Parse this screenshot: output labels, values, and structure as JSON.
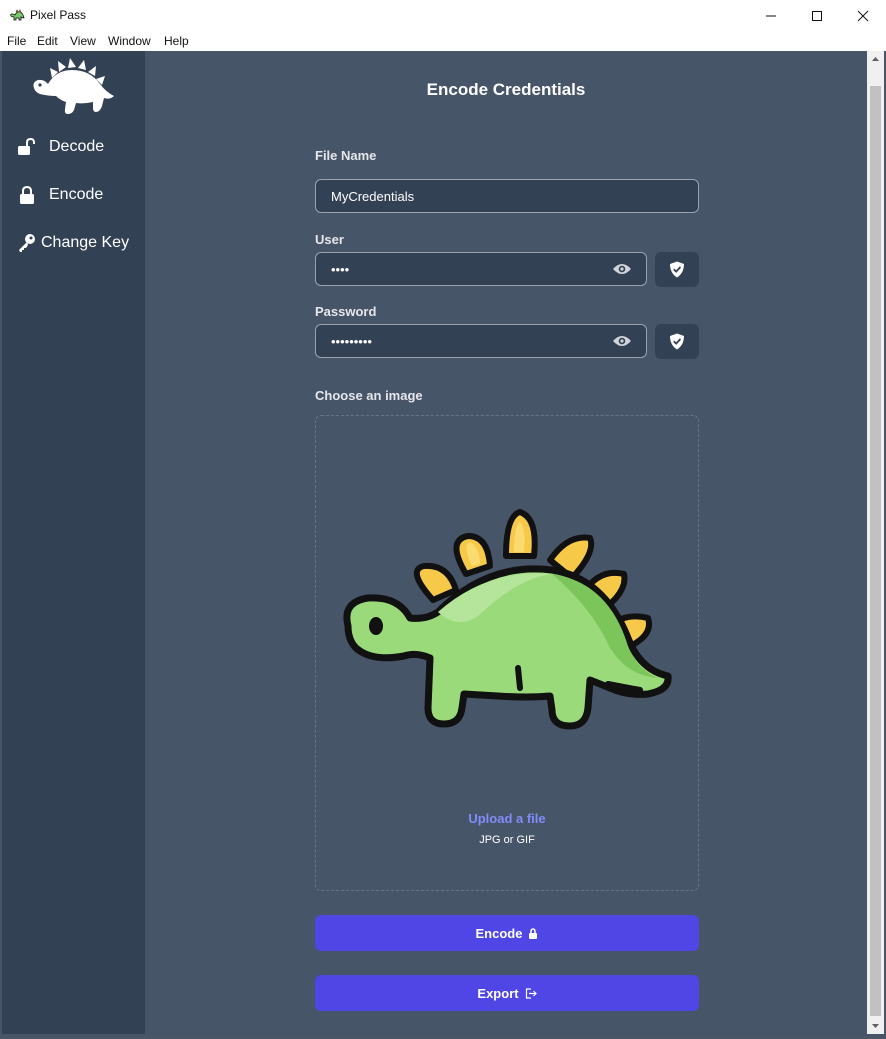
{
  "window": {
    "title": "Pixel Pass",
    "controls": [
      "minimize-icon",
      "maximize-icon",
      "close-icon"
    ]
  },
  "menu": [
    "File",
    "Edit",
    "View",
    "Window",
    "Help"
  ],
  "sidebar": {
    "items": [
      {
        "label": "Decode",
        "icon": "unlock-icon"
      },
      {
        "label": "Encode",
        "icon": "lock-icon"
      },
      {
        "label": "Change Key",
        "icon": "key-icon"
      }
    ]
  },
  "main": {
    "title": "Encode Credentials",
    "file_name": {
      "label": "File Name",
      "value": "MyCredentials"
    },
    "user": {
      "label": "User",
      "value": "••••"
    },
    "password": {
      "label": "Password",
      "value": "•••••••••"
    },
    "image": {
      "label": "Choose an image",
      "upload_link": "Upload a file",
      "hint": "JPG or GIF"
    },
    "encode_button": "Encode",
    "export_button": "Export"
  },
  "colors": {
    "sidebar_bg": "#334155",
    "main_bg": "#475569",
    "accent": "#4f46e5",
    "link": "#818cf8"
  }
}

EXERCISE AIM: Restate the listing above word for word, and skip the pictures.

SOLUTION:
Parse this screenshot: output labels, values, and structure as JSON.
{
  "window": {
    "title": "Pixel Pass",
    "controls": [
      "minimize-icon",
      "maximize-icon",
      "close-icon"
    ]
  },
  "menu": [
    "File",
    "Edit",
    "View",
    "Window",
    "Help"
  ],
  "sidebar": {
    "items": [
      {
        "label": "Decode",
        "icon": "unlock-icon"
      },
      {
        "label": "Encode",
        "icon": "lock-icon"
      },
      {
        "label": "Change Key",
        "icon": "key-icon"
      }
    ]
  },
  "main": {
    "title": "Encode Credentials",
    "file_name": {
      "label": "File Name",
      "value": "MyCredentials"
    },
    "user": {
      "label": "User",
      "value": "••••"
    },
    "password": {
      "label": "Password",
      "value": "•••••••••"
    },
    "image": {
      "label": "Choose an image",
      "upload_link": "Upload a file",
      "hint": "JPG or GIF"
    },
    "encode_button": "Encode",
    "export_button": "Export"
  },
  "colors": {
    "sidebar_bg": "#334155",
    "main_bg": "#475569",
    "accent": "#4f46e5",
    "link": "#818cf8"
  }
}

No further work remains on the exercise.